DIRECTIONS: Copy out all lines that carry the word "Единовременное".

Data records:
▬▬▬▬▬▬▬▬▬▬
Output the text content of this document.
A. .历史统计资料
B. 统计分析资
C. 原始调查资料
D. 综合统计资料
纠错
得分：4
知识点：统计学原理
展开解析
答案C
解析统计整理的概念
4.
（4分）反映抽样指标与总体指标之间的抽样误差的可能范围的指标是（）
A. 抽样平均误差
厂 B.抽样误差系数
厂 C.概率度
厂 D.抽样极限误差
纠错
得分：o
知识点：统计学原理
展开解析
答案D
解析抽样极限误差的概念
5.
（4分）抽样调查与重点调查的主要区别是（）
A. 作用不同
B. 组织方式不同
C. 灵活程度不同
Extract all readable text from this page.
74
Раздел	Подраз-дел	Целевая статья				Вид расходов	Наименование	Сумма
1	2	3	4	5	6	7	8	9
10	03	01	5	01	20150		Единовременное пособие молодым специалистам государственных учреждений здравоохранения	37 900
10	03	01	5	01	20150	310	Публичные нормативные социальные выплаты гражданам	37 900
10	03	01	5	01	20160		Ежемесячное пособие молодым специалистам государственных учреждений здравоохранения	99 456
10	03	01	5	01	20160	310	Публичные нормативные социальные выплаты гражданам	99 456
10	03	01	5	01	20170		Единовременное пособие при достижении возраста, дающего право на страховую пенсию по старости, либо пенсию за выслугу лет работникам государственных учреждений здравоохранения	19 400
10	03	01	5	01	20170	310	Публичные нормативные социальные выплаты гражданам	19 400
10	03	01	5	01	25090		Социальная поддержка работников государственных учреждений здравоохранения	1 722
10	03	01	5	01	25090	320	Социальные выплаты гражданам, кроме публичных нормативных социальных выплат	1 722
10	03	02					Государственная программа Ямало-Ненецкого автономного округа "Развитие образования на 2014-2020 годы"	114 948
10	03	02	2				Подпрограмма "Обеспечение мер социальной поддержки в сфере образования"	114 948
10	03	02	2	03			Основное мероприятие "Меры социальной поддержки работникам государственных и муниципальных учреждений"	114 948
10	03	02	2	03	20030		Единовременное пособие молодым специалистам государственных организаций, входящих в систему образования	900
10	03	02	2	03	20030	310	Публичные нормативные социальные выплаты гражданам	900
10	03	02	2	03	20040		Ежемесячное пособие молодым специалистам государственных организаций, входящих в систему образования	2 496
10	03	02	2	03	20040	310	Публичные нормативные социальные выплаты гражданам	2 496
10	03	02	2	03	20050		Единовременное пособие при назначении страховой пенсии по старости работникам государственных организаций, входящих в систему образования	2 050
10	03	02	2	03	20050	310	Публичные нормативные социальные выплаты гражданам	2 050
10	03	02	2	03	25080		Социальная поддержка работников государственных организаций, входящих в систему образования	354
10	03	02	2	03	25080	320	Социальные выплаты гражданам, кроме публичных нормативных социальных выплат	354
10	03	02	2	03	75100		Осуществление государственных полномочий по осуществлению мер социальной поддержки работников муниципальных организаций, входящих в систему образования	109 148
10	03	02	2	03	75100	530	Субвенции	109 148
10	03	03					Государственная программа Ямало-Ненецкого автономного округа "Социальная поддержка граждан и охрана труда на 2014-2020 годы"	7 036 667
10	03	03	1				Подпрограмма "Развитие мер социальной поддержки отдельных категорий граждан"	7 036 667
▬▬▬▬▬▬▬▬▬▬
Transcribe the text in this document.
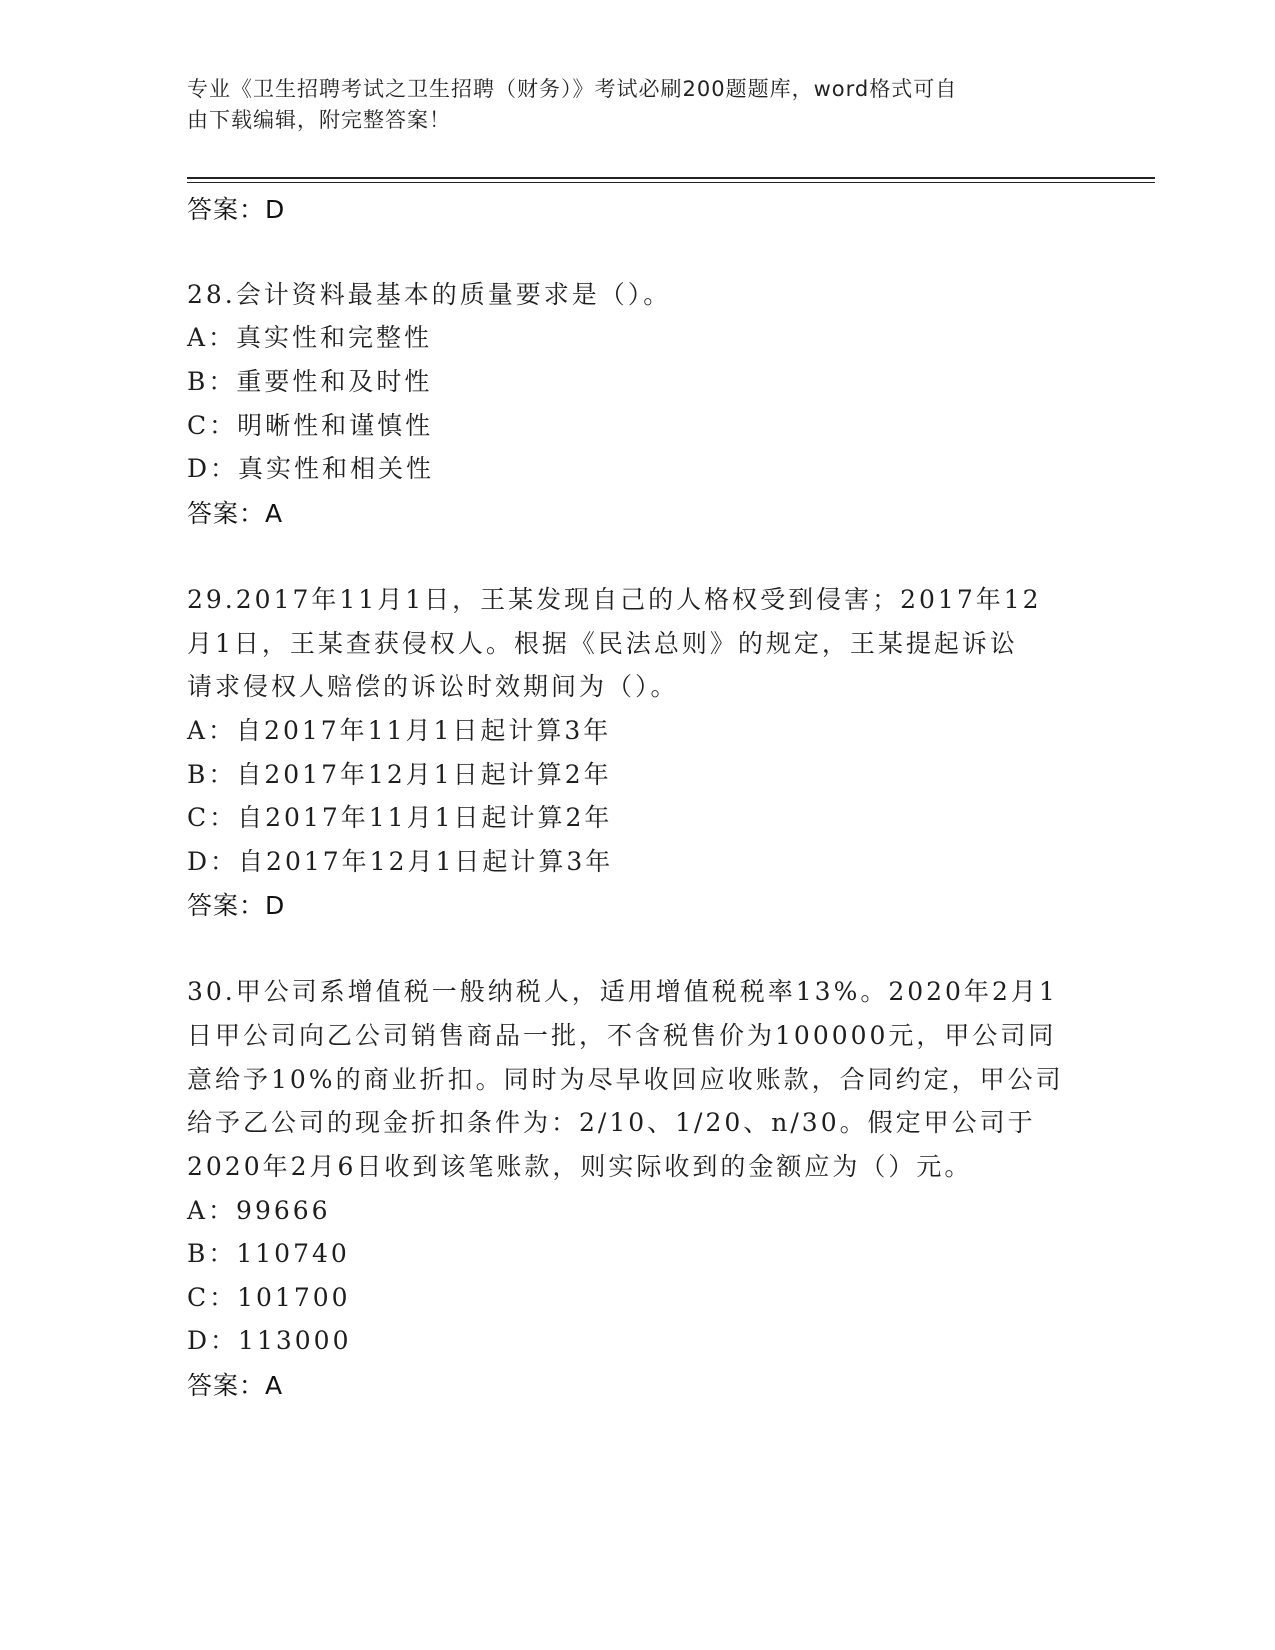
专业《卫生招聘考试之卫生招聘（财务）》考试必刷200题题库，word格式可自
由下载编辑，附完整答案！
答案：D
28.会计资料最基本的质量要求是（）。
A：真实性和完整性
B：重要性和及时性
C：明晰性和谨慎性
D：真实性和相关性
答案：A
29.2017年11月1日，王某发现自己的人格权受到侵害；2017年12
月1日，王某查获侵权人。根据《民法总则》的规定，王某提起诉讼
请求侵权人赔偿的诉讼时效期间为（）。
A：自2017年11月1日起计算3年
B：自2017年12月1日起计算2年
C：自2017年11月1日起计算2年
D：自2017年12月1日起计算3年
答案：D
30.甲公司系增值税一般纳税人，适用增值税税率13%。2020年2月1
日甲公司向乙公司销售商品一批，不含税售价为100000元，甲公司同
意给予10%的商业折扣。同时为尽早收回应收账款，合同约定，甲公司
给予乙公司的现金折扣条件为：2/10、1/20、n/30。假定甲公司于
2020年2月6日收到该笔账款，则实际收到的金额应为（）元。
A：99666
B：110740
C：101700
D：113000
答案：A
▬▬▬▬▬▬▬▬▬▬
RESPONSE BELOW:
10	03	01	5	01	20150		Единовременное пособие молодым специалистам государственных учреждений здравоохранения	37 900
10	03	01	5	01	20170		Единовременное пособие при достижении возраста, дающего право на страховую пенсию по старости, либо пенсию за выслугу лет работникам государственных учреждений здравоохранения	19 400
10	03	02	2	03	20030		Единовременное пособие молодым специалистам государственных организаций, входящих в систему образования	900
10	03	02	2	03	20050		Единовременное пособие при назначении страховой пенсии по старости работникам государственных организаций, входящих в систему образования	2 050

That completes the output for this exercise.